┌──

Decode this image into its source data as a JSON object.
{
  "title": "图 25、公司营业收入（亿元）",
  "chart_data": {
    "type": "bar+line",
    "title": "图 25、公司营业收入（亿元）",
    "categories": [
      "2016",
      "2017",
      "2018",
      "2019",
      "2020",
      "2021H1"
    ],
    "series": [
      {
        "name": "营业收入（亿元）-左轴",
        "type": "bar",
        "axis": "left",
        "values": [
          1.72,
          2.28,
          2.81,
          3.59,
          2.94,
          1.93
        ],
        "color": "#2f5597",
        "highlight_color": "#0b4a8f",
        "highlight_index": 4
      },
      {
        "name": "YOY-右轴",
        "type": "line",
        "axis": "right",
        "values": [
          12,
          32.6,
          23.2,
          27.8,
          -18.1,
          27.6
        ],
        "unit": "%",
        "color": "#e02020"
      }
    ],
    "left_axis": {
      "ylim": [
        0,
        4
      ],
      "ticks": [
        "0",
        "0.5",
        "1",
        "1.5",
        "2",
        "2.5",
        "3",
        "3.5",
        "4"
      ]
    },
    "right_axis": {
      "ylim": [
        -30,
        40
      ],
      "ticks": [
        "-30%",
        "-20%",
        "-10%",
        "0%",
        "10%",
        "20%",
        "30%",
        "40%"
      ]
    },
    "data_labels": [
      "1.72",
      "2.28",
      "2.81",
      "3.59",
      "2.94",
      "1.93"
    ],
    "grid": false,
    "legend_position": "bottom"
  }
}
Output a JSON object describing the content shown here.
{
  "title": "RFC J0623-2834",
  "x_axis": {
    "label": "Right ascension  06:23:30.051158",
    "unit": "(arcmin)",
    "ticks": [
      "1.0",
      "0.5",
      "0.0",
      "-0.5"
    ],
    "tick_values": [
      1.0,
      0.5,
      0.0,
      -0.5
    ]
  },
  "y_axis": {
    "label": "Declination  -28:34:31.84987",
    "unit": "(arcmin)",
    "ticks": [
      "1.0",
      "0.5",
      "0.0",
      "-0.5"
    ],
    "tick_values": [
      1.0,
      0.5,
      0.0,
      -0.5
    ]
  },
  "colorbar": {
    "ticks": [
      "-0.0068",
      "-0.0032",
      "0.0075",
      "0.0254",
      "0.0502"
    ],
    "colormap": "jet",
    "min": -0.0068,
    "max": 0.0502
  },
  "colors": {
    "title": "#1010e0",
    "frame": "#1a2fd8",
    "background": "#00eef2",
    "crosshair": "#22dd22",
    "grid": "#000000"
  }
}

└──

Stated exercise:
Repeat the data above exactly.

Result below:
Decode this image into its source data as a JSON object.
{
  "title": "图 25、公司营业收入（亿元）",
  "chart_data": {
    "type": "bar+line",
    "title": "图 25、公司营业收入（亿元）",
    "categories": [
      "2016",
      "2017",
      "2018",
      "2019",
      "2020",
      "2021H1"
    ],
    "series": [
      {
        "name": "营业收入（亿元）-左轴",
        "type": "bar",
        "axis": "left",
        "values": [
          1.72,
          2.28,
          2.81,
          3.59,
          2.94,
          1.93
        ],
        "color": "#2f5597",
        "highlight_color": "#0b4a8f",
        "highlight_index": 4
      },
      {
        "name": "YOY-右轴",
        "type": "line",
        "axis": "right",
        "values": [
          12,
          32.6,
          23.2,
          27.8,
          -18.1,
          27.6
        ],
        "unit": "%",
        "color": "#e02020"
      }
    ],
    "left_axis": {
      "ylim": [
        0,
        4
      ],
      "ticks": [
        "0",
        "0.5",
        "1",
        "1.5",
        "2",
        "2.5",
        "3",
        "3.5",
        "4"
      ]
    },
    "right_axis": {
      "ylim": [
        -30,
        40
      ],
      "ticks": [
        "-30%",
        "-20%",
        "-10%",
        "0%",
        "10%",
        "20%",
        "30%",
        "40%"
      ]
    },
    "data_labels": [
      "1.72",
      "2.28",
      "2.81",
      "3.59",
      "2.94",
      "1.93"
    ],
    "grid": false,
    "legend_position": "bottom"
  }
}
Output a JSON object describing the content shown here.
{
  "title": "RFC J0623-2834",
  "x_axis": {
    "label": "Right ascension  06:23:30.051158",
    "unit": "(arcmin)",
    "ticks": [
      "1.0",
      "0.5",
      "0.0",
      "-0.5"
    ],
    "tick_values": [
      1.0,
      0.5,
      0.0,
      -0.5
    ]
  },
  "y_axis": {
    "label": "Declination  -28:34:31.84987",
    "unit": "(arcmin)",
    "ticks": [
      "1.0",
      "0.5",
      "0.0",
      "-0.5"
    ],
    "tick_values": [
      1.0,
      0.5,
      0.0,
      -0.5
    ]
  },
  "colorbar": {
    "ticks": [
      "-0.0068",
      "-0.0032",
      "0.0075",
      "0.0254",
      "0.0502"
    ],
    "colormap": "jet",
    "min": -0.0068,
    "max": 0.0502
  },
  "colors": {
    "title": "#1010e0",
    "frame": "#1a2fd8",
    "background": "#00eef2",
    "crosshair": "#22dd22",
    "grid": "#000000"
  }
}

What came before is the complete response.